» THE REQUEST
Show all lines that include the string "一票否决项"; copy each one.

Extracted records
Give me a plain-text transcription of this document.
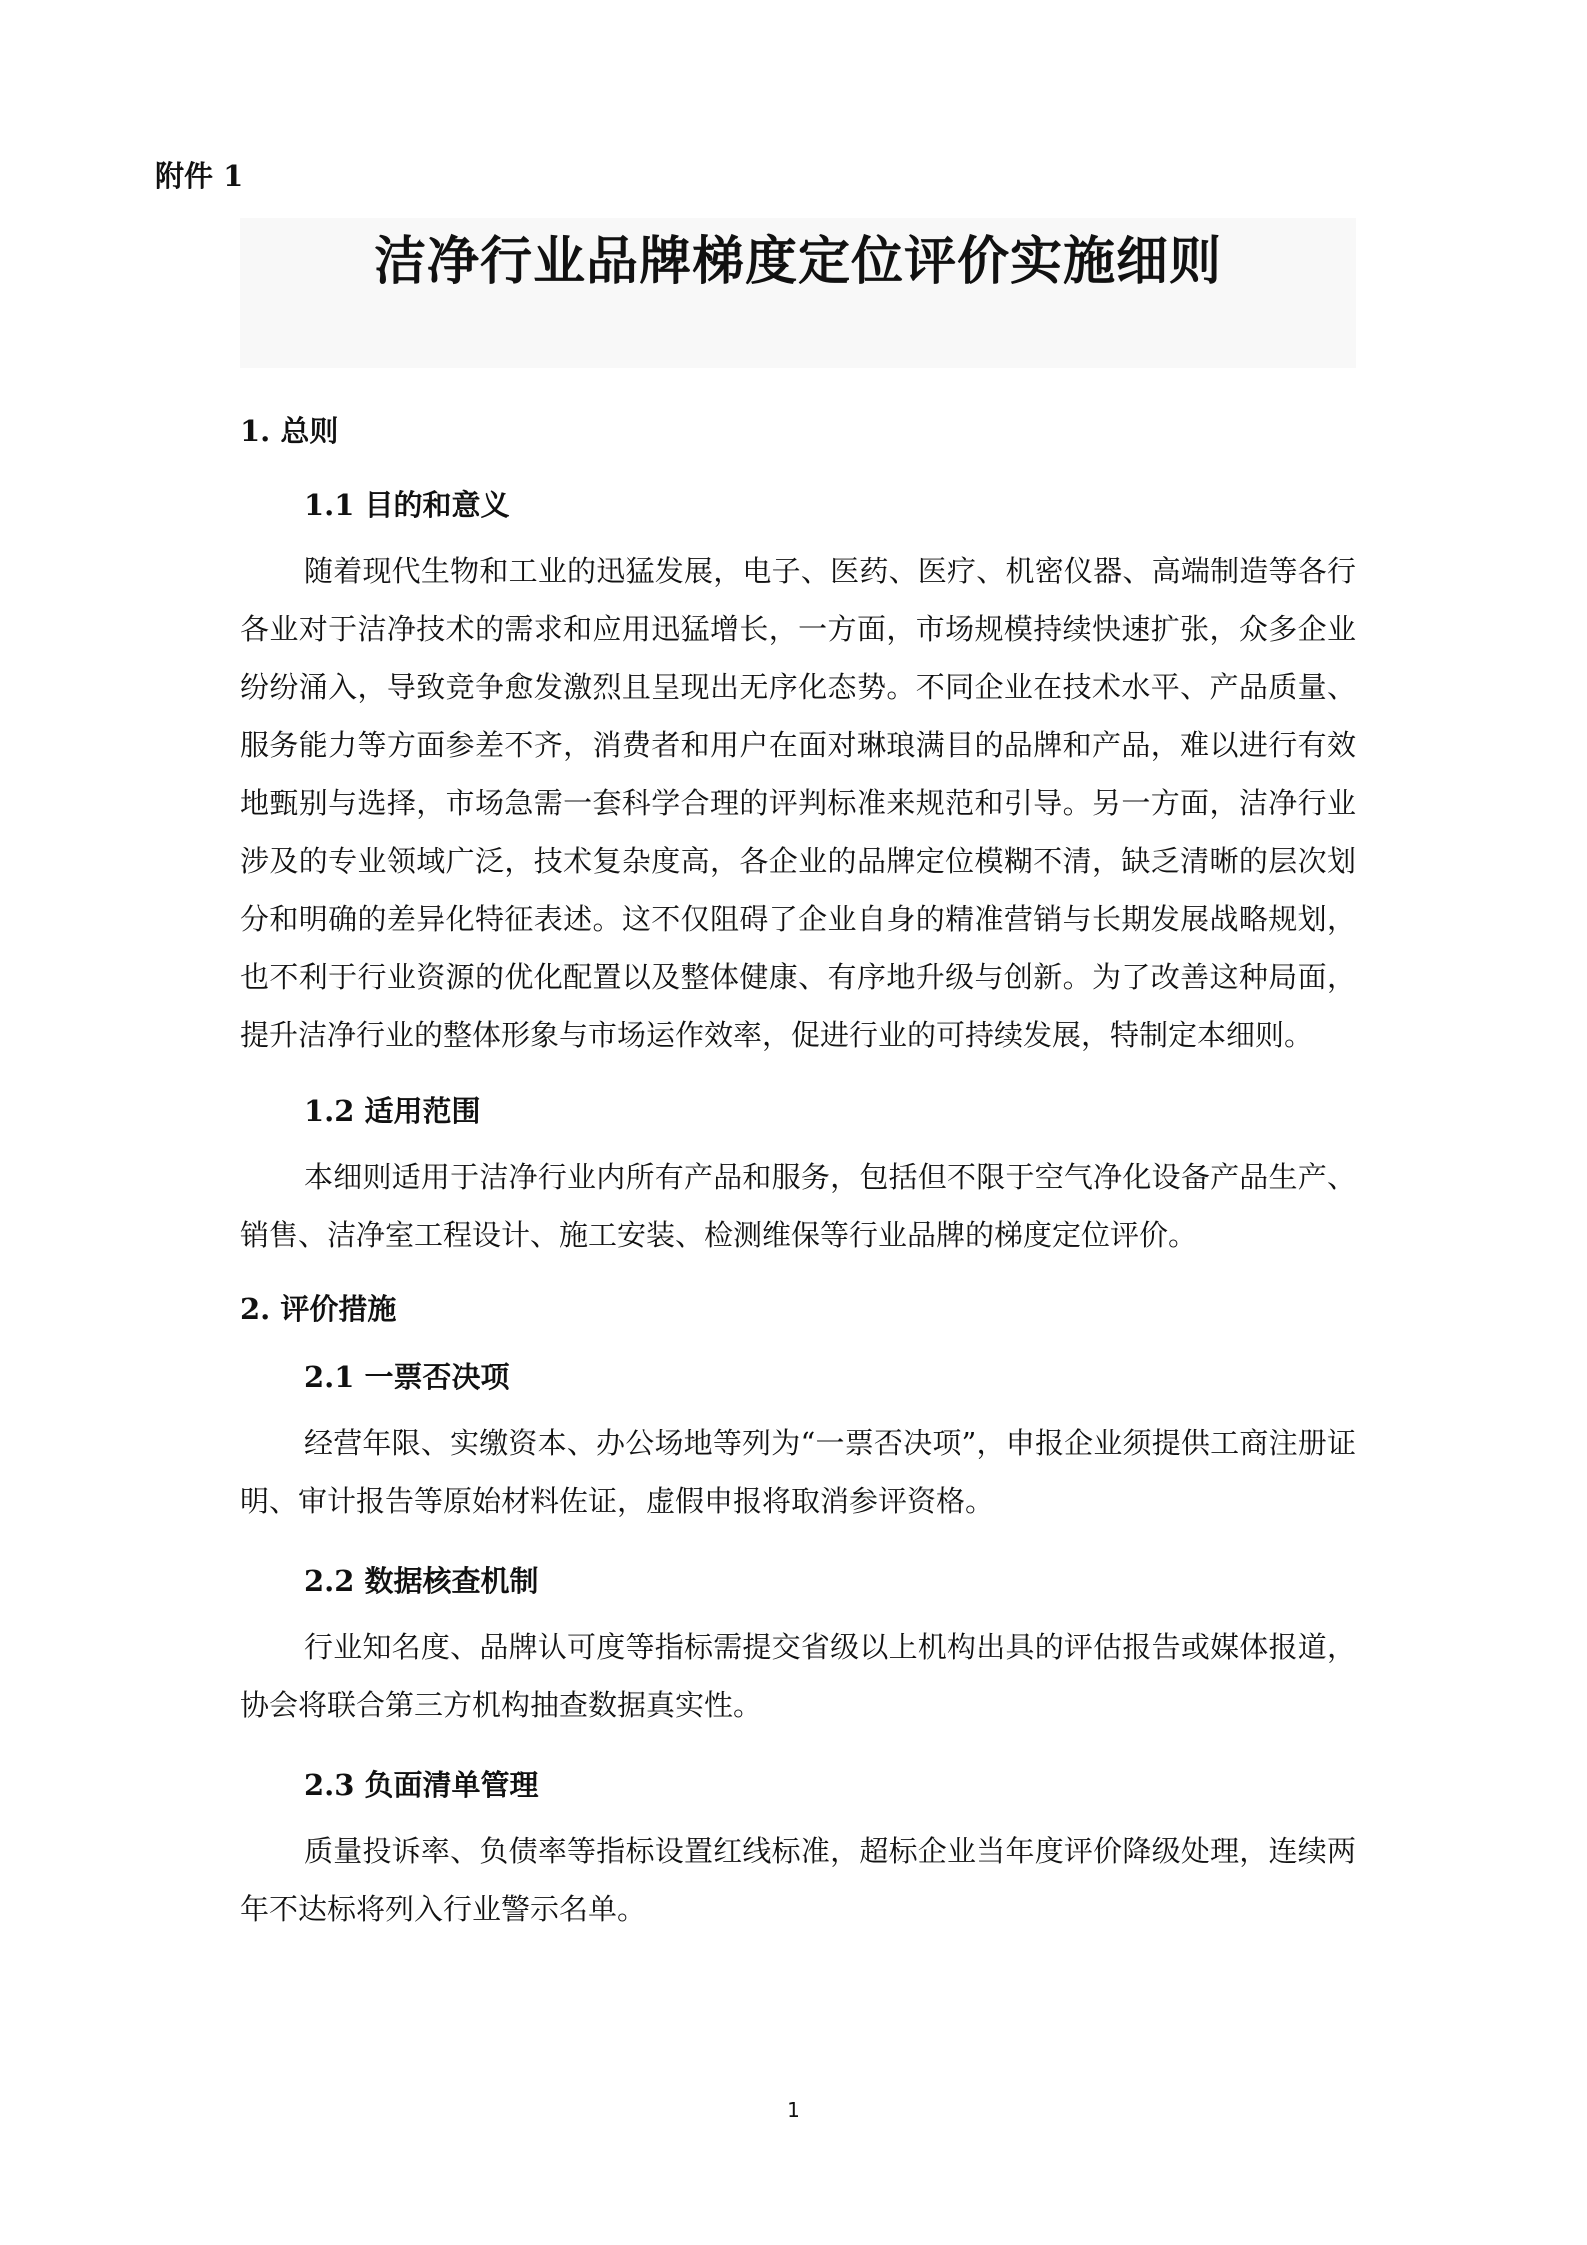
附件 1
洁净行业品牌梯度定位评价实施细则
1. 总则
1.1 目的和意义

随着现代生物和工业的迅猛发展，电子、医药、医疗、机密仪器、高端制造等各行各业对于洁净技术的需求和应用迅猛增长，一方面，市场规模持续快速扩张，众多企业纷纷涌入，导致竞争愈发激烈且呈现出无序化态势。不同企业在技术水平、产品质量、服务能力等方面参差不齐，消费者和用户在面对琳琅满目的品牌和产品，难以进行有效地甄别与选择，市场急需一套科学合理的评判标准来规范和引导。另一方面，洁净行业涉及的专业领域广泛，技术复杂度高，各企业的品牌定位模糊不清，缺乏清晰的层次划分和明确的差异化特征表述。这不仅阻碍了企业自身的精准营销与长期发展战略规划，也不利于行业资源的优化配置以及整体健康、有序地升级与创新。为了改善这种局面，提升洁净行业的整体形象与市场运作效率，促进行业的可持续发展，特制定本细则。

1.2 适用范围

本细则适用于洁净行业内所有产品和服务，包括但不限于空气净化设备产品生产、销售、洁净室工程设计、施工安装、检测维保等行业品牌的梯度定位评价。

2. 评价措施
2.1 一票否决项

经营年限、实缴资本、办公场地等列为“一票否决项”，申报企业须提供工商注册证明、审计报告等原始材料佐证，虚假申报将取消参评资格。

2.2 数据核查机制

行业知名度、品牌认可度等指标需提交省级以上机构出具的评估报告或媒体报道，协会将联合第三方机构抽查数据真实性。

2.3 负面清单管理

质量投诉率、负债率等指标设置红线标准，超标企业当年度评价降级处理，连续两年不达标将列入行业警示名单。

1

» EXPECTED OUTPUT
2.1 一票否决项
经营年限、实缴资本、办公场地等列为“一票否决项”，申报企业须提供工商注册证明、审计报告等原始材料佐证，虚假申报将取消参评资格。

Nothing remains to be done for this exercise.